- What is being asked -
Make an exact copy of the data below, leaving out every picture.

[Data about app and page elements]

- - - -

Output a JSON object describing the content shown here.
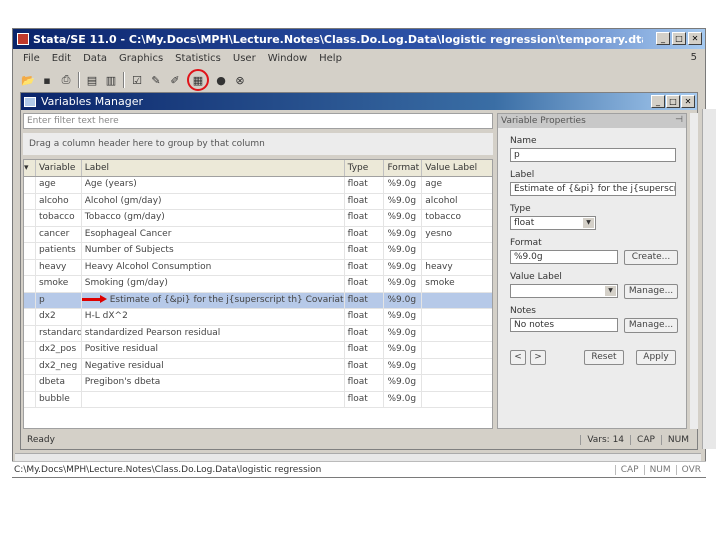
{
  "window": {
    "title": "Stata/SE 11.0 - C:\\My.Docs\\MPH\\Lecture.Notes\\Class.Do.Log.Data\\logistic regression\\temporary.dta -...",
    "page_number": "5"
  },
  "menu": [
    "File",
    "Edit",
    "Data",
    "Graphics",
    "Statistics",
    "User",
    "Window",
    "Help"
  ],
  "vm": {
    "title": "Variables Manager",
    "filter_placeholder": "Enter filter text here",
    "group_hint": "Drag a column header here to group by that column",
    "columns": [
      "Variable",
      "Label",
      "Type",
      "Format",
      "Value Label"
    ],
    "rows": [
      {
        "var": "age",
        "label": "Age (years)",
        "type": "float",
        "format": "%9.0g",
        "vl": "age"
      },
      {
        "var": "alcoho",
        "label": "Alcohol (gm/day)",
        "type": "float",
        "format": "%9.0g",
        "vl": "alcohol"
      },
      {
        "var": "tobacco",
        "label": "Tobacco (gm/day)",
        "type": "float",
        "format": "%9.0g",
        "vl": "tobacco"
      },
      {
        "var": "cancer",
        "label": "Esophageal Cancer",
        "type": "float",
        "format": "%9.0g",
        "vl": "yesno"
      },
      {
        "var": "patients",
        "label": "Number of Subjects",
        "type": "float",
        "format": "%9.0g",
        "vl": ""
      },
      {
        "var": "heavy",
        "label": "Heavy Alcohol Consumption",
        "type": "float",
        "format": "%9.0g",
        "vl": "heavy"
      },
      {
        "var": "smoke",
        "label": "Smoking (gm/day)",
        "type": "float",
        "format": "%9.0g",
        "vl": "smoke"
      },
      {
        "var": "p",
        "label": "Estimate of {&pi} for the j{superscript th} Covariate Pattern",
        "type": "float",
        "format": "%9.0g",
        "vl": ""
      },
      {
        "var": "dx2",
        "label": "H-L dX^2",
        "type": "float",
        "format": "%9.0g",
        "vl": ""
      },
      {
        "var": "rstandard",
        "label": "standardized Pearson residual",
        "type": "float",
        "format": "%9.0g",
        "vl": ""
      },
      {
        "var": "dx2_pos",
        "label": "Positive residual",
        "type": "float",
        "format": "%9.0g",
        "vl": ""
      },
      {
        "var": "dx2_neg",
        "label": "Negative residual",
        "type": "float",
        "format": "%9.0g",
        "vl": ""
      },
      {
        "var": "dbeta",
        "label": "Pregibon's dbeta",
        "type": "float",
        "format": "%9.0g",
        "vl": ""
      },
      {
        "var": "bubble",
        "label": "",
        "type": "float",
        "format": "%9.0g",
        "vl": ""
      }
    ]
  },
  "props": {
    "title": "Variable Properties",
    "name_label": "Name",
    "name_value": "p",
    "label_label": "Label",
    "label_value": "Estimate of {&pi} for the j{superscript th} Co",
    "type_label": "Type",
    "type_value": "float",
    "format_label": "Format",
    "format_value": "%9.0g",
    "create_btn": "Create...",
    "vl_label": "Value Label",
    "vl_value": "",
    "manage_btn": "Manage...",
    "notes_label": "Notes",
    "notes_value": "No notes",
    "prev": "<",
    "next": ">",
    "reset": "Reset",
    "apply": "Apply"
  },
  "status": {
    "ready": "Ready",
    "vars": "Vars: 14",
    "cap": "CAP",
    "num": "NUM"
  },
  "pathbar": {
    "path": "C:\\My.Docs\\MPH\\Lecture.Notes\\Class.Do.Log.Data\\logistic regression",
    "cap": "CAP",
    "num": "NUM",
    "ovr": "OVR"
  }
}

- - - -

- Exercise answer -
Output a JSON object describing the content shown here.
{
  "window": {
    "title": "Stata/SE 11.0 - C:\\My.Docs\\MPH\\Lecture.Notes\\Class.Do.Log.Data\\logistic regression\\temporary.dta -...",
    "page_number": "5"
  },
  "menu": [
    "File",
    "Edit",
    "Data",
    "Graphics",
    "Statistics",
    "User",
    "Window",
    "Help"
  ],
  "vm": {
    "title": "Variables Manager",
    "filter_placeholder": "Enter filter text here",
    "group_hint": "Drag a column header here to group by that column",
    "columns": [
      "Variable",
      "Label",
      "Type",
      "Format",
      "Value Label"
    ],
    "rows": [
      {
        "var": "age",
        "label": "Age (years)",
        "type": "float",
        "format": "%9.0g",
        "vl": "age"
      },
      {
        "var": "alcoho",
        "label": "Alcohol (gm/day)",
        "type": "float",
        "format": "%9.0g",
        "vl": "alcohol"
      },
      {
        "var": "tobacco",
        "label": "Tobacco (gm/day)",
        "type": "float",
        "format": "%9.0g",
        "vl": "tobacco"
      },
      {
        "var": "cancer",
        "label": "Esophageal Cancer",
        "type": "float",
        "format": "%9.0g",
        "vl": "yesno"
      },
      {
        "var": "patients",
        "label": "Number of Subjects",
        "type": "float",
        "format": "%9.0g",
        "vl": ""
      },
      {
        "var": "heavy",
        "label": "Heavy Alcohol Consumption",
        "type": "float",
        "format": "%9.0g",
        "vl": "heavy"
      },
      {
        "var": "smoke",
        "label": "Smoking (gm/day)",
        "type": "float",
        "format": "%9.0g",
        "vl": "smoke"
      },
      {
        "var": "p",
        "label": "Estimate of {&pi} for the j{superscript th} Covariate Pattern",
        "type": "float",
        "format": "%9.0g",
        "vl": ""
      },
      {
        "var": "dx2",
        "label": "H-L dX^2",
        "type": "float",
        "format": "%9.0g",
        "vl": ""
      },
      {
        "var": "rstandard",
        "label": "standardized Pearson residual",
        "type": "float",
        "format": "%9.0g",
        "vl": ""
      },
      {
        "var": "dx2_pos",
        "label": "Positive residual",
        "type": "float",
        "format": "%9.0g",
        "vl": ""
      },
      {
        "var": "dx2_neg",
        "label": "Negative residual",
        "type": "float",
        "format": "%9.0g",
        "vl": ""
      },
      {
        "var": "dbeta",
        "label": "Pregibon's dbeta",
        "type": "float",
        "format": "%9.0g",
        "vl": ""
      },
      {
        "var": "bubble",
        "label": "",
        "type": "float",
        "format": "%9.0g",
        "vl": ""
      }
    ]
  },
  "props": {
    "title": "Variable Properties",
    "name_label": "Name",
    "name_value": "p",
    "label_label": "Label",
    "label_value": "Estimate of {&pi} for the j{superscript th} Co",
    "type_label": "Type",
    "type_value": "float",
    "format_label": "Format",
    "format_value": "%9.0g",
    "create_btn": "Create...",
    "vl_label": "Value Label",
    "vl_value": "",
    "manage_btn": "Manage...",
    "notes_label": "Notes",
    "notes_value": "No notes",
    "prev": "<",
    "next": ">",
    "reset": "Reset",
    "apply": "Apply"
  },
  "status": {
    "ready": "Ready",
    "vars": "Vars: 14",
    "cap": "CAP",
    "num": "NUM"
  },
  "pathbar": {
    "path": "C:\\My.Docs\\MPH\\Lecture.Notes\\Class.Do.Log.Data\\logistic regression",
    "cap": "CAP",
    "num": "NUM",
    "ovr": "OVR"
  }
}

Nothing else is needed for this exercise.